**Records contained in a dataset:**
================================

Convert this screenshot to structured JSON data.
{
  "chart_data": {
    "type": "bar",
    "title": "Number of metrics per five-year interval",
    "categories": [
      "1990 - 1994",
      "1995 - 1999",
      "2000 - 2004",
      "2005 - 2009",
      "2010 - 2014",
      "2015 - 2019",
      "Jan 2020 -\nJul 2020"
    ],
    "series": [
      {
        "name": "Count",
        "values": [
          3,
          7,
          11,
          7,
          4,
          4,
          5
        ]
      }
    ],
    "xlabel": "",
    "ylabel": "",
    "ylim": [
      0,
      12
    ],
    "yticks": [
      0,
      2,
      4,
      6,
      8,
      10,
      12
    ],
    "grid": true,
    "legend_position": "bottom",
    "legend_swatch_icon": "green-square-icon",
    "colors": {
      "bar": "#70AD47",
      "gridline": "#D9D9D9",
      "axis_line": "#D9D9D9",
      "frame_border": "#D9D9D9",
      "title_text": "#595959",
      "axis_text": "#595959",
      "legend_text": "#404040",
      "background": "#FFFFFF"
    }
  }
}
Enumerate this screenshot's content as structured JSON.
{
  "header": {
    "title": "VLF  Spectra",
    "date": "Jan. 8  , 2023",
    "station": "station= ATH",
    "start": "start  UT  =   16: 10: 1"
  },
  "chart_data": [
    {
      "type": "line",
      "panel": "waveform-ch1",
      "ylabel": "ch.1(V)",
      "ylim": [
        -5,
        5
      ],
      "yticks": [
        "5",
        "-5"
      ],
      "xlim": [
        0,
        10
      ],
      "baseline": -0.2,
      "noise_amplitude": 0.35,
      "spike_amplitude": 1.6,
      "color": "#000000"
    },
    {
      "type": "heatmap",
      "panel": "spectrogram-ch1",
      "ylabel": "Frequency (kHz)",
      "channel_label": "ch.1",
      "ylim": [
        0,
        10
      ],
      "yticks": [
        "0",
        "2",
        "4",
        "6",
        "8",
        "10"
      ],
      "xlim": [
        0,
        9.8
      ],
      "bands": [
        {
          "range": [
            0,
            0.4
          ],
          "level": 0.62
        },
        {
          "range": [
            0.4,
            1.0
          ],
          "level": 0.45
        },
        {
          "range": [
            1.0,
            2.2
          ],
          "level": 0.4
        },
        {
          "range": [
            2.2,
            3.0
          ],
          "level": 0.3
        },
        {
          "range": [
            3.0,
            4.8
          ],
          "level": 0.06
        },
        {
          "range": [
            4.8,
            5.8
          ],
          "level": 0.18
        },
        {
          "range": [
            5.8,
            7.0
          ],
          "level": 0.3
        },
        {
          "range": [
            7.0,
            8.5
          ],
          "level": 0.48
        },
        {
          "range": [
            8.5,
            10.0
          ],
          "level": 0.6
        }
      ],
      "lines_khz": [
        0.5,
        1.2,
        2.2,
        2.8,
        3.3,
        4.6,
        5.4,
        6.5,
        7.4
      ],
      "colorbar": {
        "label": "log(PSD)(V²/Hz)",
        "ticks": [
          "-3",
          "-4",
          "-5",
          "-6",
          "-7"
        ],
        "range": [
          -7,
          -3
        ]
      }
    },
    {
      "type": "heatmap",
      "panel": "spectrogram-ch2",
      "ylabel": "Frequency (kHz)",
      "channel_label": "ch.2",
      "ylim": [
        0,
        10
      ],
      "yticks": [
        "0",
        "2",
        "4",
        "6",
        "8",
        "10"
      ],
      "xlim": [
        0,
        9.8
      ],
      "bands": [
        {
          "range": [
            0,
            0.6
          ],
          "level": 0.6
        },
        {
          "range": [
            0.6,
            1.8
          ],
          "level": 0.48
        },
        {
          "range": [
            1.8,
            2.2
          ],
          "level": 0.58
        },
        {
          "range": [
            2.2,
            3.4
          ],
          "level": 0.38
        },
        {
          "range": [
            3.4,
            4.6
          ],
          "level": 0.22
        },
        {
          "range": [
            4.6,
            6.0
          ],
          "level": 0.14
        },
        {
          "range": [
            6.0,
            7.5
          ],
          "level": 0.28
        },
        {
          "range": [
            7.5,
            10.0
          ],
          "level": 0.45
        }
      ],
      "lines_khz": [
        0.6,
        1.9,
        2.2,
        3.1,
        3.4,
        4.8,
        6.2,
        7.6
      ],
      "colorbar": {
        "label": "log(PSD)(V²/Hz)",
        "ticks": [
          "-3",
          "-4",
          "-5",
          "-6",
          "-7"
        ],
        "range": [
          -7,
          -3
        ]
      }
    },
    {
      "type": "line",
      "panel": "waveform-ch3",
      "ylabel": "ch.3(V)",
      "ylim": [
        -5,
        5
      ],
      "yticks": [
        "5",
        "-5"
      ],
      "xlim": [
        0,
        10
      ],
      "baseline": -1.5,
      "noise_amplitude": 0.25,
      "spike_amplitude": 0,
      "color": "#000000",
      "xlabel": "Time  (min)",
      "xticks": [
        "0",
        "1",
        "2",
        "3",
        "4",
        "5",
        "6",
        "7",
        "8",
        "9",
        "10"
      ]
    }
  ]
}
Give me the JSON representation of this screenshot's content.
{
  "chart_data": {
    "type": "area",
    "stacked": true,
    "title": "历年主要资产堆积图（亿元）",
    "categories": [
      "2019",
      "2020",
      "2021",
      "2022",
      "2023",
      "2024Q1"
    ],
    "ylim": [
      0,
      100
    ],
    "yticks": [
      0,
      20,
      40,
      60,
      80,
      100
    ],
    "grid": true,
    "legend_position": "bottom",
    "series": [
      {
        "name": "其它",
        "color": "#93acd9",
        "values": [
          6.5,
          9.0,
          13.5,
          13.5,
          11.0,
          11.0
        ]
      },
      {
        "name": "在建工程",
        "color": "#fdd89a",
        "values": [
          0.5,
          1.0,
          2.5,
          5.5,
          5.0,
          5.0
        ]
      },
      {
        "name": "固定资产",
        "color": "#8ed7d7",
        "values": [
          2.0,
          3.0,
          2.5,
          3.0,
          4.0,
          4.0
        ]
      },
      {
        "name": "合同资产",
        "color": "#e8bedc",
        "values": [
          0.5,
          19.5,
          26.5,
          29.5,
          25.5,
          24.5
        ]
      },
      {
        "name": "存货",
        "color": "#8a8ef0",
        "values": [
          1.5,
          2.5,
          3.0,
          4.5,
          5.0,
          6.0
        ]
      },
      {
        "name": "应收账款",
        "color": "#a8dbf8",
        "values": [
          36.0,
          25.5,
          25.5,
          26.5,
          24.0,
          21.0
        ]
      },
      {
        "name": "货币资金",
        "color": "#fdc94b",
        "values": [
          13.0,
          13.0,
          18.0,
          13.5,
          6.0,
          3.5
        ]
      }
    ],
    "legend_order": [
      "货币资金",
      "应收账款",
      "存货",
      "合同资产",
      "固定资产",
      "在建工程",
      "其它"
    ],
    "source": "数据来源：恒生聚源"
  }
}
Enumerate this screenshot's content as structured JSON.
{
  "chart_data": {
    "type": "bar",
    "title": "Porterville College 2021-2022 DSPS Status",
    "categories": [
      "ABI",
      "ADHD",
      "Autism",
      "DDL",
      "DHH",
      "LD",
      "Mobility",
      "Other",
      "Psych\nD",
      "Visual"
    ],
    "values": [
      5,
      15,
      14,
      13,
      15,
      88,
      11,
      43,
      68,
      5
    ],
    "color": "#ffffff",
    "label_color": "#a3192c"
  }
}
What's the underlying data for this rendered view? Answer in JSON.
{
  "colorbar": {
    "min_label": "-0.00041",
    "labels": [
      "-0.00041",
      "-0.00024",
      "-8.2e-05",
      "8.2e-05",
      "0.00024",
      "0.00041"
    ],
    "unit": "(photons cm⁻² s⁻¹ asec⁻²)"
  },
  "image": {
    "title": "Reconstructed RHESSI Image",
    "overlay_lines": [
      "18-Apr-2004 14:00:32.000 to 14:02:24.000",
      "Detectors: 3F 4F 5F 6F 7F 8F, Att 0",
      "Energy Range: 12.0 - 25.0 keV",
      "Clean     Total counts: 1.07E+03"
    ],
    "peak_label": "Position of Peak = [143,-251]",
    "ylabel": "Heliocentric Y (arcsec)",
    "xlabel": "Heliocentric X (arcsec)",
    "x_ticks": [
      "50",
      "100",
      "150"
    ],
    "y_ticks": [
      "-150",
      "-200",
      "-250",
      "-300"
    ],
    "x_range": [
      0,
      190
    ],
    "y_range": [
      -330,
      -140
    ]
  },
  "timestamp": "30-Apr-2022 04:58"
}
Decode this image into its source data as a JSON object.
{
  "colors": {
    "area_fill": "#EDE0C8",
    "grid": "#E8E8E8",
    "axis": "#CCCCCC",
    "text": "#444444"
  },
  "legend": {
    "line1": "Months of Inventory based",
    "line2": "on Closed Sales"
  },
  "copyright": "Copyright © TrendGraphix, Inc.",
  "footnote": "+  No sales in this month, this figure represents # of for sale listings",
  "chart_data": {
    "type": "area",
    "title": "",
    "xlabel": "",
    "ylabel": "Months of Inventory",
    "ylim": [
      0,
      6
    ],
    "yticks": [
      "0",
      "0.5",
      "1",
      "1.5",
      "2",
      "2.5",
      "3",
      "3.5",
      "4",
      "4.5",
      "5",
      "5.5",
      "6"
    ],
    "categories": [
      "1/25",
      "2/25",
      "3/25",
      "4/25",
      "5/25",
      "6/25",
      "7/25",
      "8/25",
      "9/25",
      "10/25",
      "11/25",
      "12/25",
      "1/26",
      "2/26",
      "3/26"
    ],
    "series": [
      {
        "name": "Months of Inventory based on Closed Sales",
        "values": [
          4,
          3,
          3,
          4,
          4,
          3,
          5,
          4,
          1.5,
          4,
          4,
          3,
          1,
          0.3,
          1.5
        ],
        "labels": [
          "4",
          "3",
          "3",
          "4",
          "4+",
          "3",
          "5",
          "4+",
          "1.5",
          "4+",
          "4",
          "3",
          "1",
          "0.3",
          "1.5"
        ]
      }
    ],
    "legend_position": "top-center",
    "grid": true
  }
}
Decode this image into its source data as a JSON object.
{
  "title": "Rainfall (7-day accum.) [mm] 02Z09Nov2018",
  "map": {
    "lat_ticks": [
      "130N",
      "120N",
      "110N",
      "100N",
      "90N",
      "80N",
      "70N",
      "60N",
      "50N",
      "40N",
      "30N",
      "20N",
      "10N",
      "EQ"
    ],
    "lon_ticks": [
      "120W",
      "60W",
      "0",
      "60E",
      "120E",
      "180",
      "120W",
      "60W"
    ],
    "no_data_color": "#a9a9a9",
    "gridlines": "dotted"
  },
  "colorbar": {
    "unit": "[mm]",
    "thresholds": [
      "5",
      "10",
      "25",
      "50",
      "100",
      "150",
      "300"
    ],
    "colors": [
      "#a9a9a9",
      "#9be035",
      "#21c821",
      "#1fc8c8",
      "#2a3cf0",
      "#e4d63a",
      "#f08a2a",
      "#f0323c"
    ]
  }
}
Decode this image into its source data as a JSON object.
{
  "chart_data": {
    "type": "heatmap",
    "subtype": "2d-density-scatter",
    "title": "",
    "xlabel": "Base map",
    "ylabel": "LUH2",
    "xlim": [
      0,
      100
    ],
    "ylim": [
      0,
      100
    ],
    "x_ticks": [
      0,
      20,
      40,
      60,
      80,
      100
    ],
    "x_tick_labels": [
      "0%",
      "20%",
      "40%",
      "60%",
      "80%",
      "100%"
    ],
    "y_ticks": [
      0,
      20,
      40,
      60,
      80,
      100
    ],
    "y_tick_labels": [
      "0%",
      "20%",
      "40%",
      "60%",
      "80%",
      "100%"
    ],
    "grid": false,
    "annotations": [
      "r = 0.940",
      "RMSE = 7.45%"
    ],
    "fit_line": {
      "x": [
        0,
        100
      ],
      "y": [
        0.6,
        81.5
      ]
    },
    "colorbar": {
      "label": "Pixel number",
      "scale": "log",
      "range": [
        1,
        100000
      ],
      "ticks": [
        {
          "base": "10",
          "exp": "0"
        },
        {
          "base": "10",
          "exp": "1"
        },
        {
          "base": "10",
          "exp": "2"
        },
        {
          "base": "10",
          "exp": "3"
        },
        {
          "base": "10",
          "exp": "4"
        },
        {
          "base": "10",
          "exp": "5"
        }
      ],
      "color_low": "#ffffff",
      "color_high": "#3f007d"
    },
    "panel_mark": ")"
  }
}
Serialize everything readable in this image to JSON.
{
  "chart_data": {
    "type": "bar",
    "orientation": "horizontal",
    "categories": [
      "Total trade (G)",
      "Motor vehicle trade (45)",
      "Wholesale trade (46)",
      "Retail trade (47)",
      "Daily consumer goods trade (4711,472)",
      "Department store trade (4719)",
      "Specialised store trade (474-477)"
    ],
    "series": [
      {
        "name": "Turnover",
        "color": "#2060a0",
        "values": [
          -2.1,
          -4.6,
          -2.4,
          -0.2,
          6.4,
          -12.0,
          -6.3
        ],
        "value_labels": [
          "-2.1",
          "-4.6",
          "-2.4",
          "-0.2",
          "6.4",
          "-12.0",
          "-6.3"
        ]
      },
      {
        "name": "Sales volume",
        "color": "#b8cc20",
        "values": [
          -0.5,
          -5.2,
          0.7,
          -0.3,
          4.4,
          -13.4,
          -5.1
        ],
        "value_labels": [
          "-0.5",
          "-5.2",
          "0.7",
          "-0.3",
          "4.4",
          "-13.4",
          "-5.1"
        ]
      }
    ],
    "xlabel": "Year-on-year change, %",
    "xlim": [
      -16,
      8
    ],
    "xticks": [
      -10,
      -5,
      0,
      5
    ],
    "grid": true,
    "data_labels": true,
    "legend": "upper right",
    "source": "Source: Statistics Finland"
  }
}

================================

Please list every line of the records that contains "based".

    "line1": "Months of Inventory based",
        "name": "Months of Inventory based on Closed Sales",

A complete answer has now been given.